## To be done
From the concrete comment thread, repeat word for word the part that opens with "doubleabattery (author)  Bill" and closes with "comments about this?".

Bill Allen7 years ago
Bill again. It's Sakrete "fast setting" 5000 that I was referring to, sorry. Should I use it? The first piece I talked about was a 34" square table top and it turned out pretty nice! You never know until you un-mold it, but I like surprises! Thanks again.
doubleabattery (author)  Bill Allen7 years ago
I believe as long as it's 5000 psi, it should be fine and the fast setting is what I used as well. Lowe's and Home Depot like to confuse you with different names among the same brands so they look more "exclusive". You should be good. Anyone else have comments about this?

## Supplied material
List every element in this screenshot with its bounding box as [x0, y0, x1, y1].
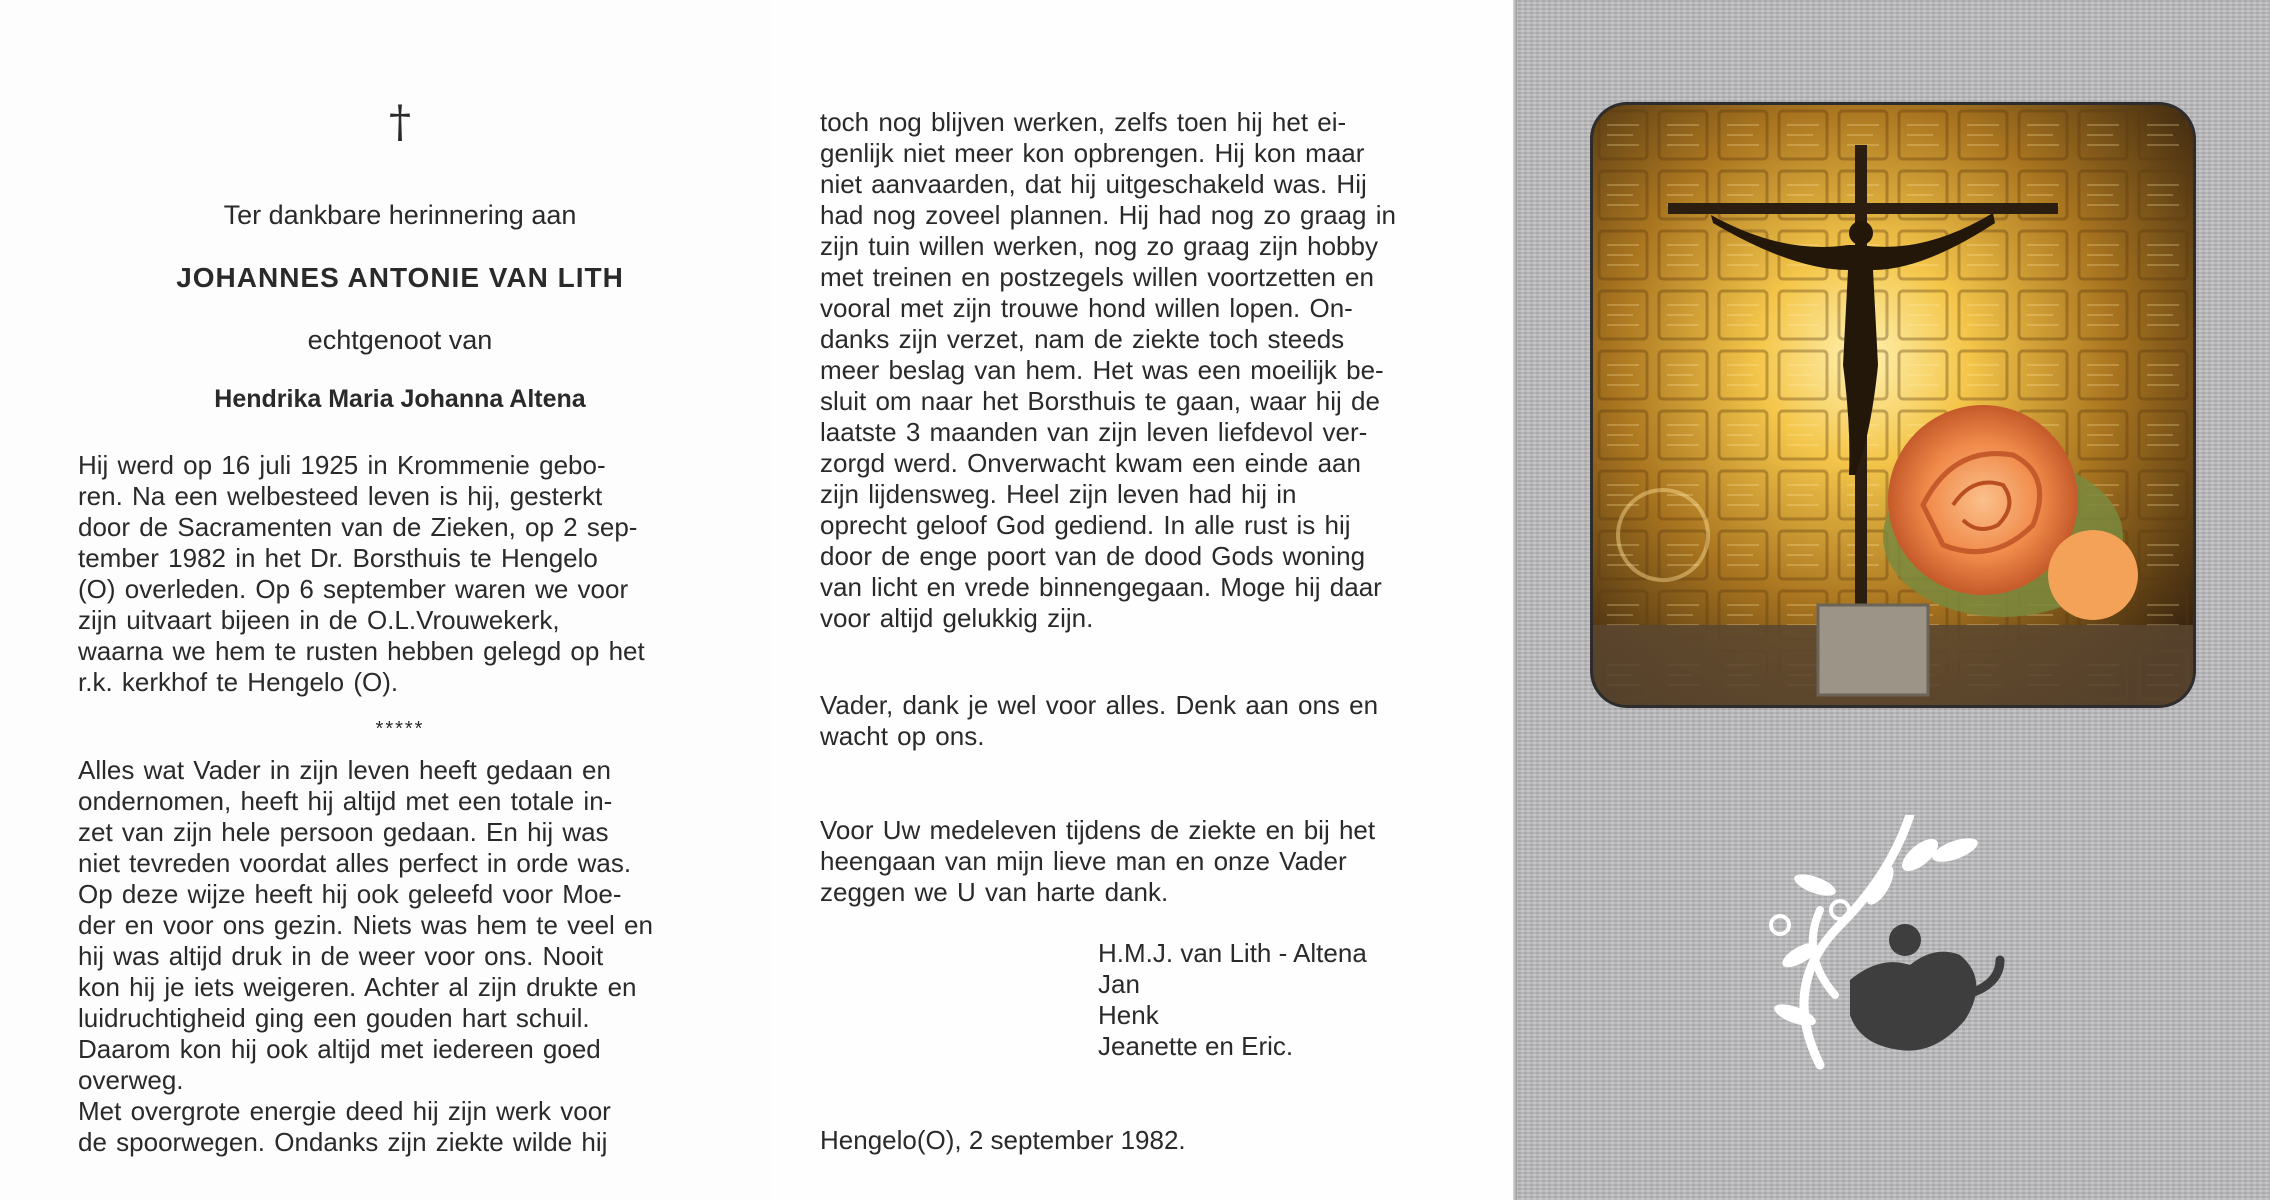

## The output
doubleabattery (author)  Bill Allen7 years ago
I believe as long as it's 5000 psi, it should be fine and the fast setting is what I used as well. Lowe's and Home Depot like to confuse you with different names among the same brands so they look more "exclusive". You should be good. Anyone else have comments about this?